» **Your objective**
Transcribe every line, keeping it exact.

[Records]
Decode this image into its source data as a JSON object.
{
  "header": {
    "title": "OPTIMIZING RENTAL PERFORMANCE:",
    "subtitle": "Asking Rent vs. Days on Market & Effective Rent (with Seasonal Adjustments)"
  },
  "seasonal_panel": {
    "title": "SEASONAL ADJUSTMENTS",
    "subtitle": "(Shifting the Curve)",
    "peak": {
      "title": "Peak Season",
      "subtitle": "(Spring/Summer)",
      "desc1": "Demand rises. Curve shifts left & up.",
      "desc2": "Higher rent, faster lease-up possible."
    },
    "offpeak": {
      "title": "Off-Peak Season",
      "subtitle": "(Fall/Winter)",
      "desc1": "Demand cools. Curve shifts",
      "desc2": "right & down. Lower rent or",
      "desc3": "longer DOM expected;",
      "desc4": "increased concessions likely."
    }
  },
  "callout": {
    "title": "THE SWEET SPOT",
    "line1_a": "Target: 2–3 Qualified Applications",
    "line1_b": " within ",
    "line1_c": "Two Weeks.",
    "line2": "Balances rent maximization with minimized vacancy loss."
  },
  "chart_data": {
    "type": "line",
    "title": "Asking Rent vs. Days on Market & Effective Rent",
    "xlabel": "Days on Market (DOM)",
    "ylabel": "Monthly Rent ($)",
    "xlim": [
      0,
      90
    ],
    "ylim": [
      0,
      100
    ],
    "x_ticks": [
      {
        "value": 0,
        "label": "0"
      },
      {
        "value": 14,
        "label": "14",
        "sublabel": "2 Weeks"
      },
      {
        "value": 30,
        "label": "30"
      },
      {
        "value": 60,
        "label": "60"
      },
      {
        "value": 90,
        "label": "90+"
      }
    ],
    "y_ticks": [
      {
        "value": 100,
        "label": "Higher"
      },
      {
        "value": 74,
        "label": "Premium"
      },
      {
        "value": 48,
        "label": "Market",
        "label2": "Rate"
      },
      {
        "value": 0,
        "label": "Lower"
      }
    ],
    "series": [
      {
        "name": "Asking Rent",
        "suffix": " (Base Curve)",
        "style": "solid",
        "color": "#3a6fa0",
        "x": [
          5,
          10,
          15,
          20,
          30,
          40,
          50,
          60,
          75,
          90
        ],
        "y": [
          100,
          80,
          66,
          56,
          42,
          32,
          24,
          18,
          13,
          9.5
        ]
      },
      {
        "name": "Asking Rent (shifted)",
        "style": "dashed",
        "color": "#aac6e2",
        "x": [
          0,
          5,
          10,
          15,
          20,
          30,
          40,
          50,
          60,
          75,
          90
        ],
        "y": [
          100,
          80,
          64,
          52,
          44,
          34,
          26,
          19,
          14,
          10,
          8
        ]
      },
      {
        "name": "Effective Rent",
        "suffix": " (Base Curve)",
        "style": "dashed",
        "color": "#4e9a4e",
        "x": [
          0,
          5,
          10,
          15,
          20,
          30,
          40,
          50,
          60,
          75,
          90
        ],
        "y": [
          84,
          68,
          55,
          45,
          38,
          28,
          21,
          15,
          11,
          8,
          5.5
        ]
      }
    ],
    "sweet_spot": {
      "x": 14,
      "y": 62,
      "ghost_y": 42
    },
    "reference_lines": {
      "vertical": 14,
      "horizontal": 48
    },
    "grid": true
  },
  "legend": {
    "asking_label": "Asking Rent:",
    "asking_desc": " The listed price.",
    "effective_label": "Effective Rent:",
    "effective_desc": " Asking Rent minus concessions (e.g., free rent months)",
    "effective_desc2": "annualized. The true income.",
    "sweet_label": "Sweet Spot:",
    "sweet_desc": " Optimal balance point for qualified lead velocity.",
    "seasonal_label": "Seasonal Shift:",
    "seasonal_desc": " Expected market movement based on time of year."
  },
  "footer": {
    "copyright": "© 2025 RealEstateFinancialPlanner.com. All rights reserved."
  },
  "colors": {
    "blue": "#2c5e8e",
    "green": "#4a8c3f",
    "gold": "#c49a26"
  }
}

» **Solution below**
Decode this image into its source data as a JSON object.
{
  "header": {
    "title": "OPTIMIZING RENTAL PERFORMANCE:",
    "subtitle": "Asking Rent vs. Days on Market & Effective Rent (with Seasonal Adjustments)"
  },
  "seasonal_panel": {
    "title": "SEASONAL ADJUSTMENTS",
    "subtitle": "(Shifting the Curve)",
    "peak": {
      "title": "Peak Season",
      "subtitle": "(Spring/Summer)",
      "desc1": "Demand rises. Curve shifts left & up.",
      "desc2": "Higher rent, faster lease-up possible."
    },
    "offpeak": {
      "title": "Off-Peak Season",
      "subtitle": "(Fall/Winter)",
      "desc1": "Demand cools. Curve shifts",
      "desc2": "right & down. Lower rent or",
      "desc3": "longer DOM expected;",
      "desc4": "increased concessions likely."
    }
  },
  "callout": {
    "title": "THE SWEET SPOT",
    "line1_a": "Target: 2–3 Qualified Applications",
    "line1_b": " within ",
    "line1_c": "Two Weeks.",
    "line2": "Balances rent maximization with minimized vacancy loss."
  },
  "chart_data": {
    "type": "line",
    "title": "Asking Rent vs. Days on Market & Effective Rent",
    "xlabel": "Days on Market (DOM)",
    "ylabel": "Monthly Rent ($)",
    "xlim": [
      0,
      90
    ],
    "ylim": [
      0,
      100
    ],
    "x_ticks": [
      {
        "value": 0,
        "label": "0"
      },
      {
        "value": 14,
        "label": "14",
        "sublabel": "2 Weeks"
      },
      {
        "value": 30,
        "label": "30"
      },
      {
        "value": 60,
        "label": "60"
      },
      {
        "value": 90,
        "label": "90+"
      }
    ],
    "y_ticks": [
      {
        "value": 100,
        "label": "Higher"
      },
      {
        "value": 74,
        "label": "Premium"
      },
      {
        "value": 48,
        "label": "Market",
        "label2": "Rate"
      },
      {
        "value": 0,
        "label": "Lower"
      }
    ],
    "series": [
      {
        "name": "Asking Rent",
        "suffix": " (Base Curve)",
        "style": "solid",
        "color": "#3a6fa0",
        "x": [
          5,
          10,
          15,
          20,
          30,
          40,
          50,
          60,
          75,
          90
        ],
        "y": [
          100,
          80,
          66,
          56,
          42,
          32,
          24,
          18,
          13,
          9.5
        ]
      },
      {
        "name": "Asking Rent (shifted)",
        "style": "dashed",
        "color": "#aac6e2",
        "x": [
          0,
          5,
          10,
          15,
          20,
          30,
          40,
          50,
          60,
          75,
          90
        ],
        "y": [
          100,
          80,
          64,
          52,
          44,
          34,
          26,
          19,
          14,
          10,
          8
        ]
      },
      {
        "name": "Effective Rent",
        "suffix": " (Base Curve)",
        "style": "dashed",
        "color": "#4e9a4e",
        "x": [
          0,
          5,
          10,
          15,
          20,
          30,
          40,
          50,
          60,
          75,
          90
        ],
        "y": [
          84,
          68,
          55,
          45,
          38,
          28,
          21,
          15,
          11,
          8,
          5.5
        ]
      }
    ],
    "sweet_spot": {
      "x": 14,
      "y": 62,
      "ghost_y": 42
    },
    "reference_lines": {
      "vertical": 14,
      "horizontal": 48
    },
    "grid": true
  },
  "legend": {
    "asking_label": "Asking Rent:",
    "asking_desc": " The listed price.",
    "effective_label": "Effective Rent:",
    "effective_desc": " Asking Rent minus concessions (e.g., free rent months)",
    "effective_desc2": "annualized. The true income.",
    "sweet_label": "Sweet Spot:",
    "sweet_desc": " Optimal balance point for qualified lead velocity.",
    "seasonal_label": "Seasonal Shift:",
    "seasonal_desc": " Expected market movement based on time of year."
  },
  "footer": {
    "copyright": "© 2025 RealEstateFinancialPlanner.com. All rights reserved."
  },
  "colors": {
    "blue": "#2c5e8e",
    "green": "#4a8c3f",
    "gold": "#c49a26"
  }
}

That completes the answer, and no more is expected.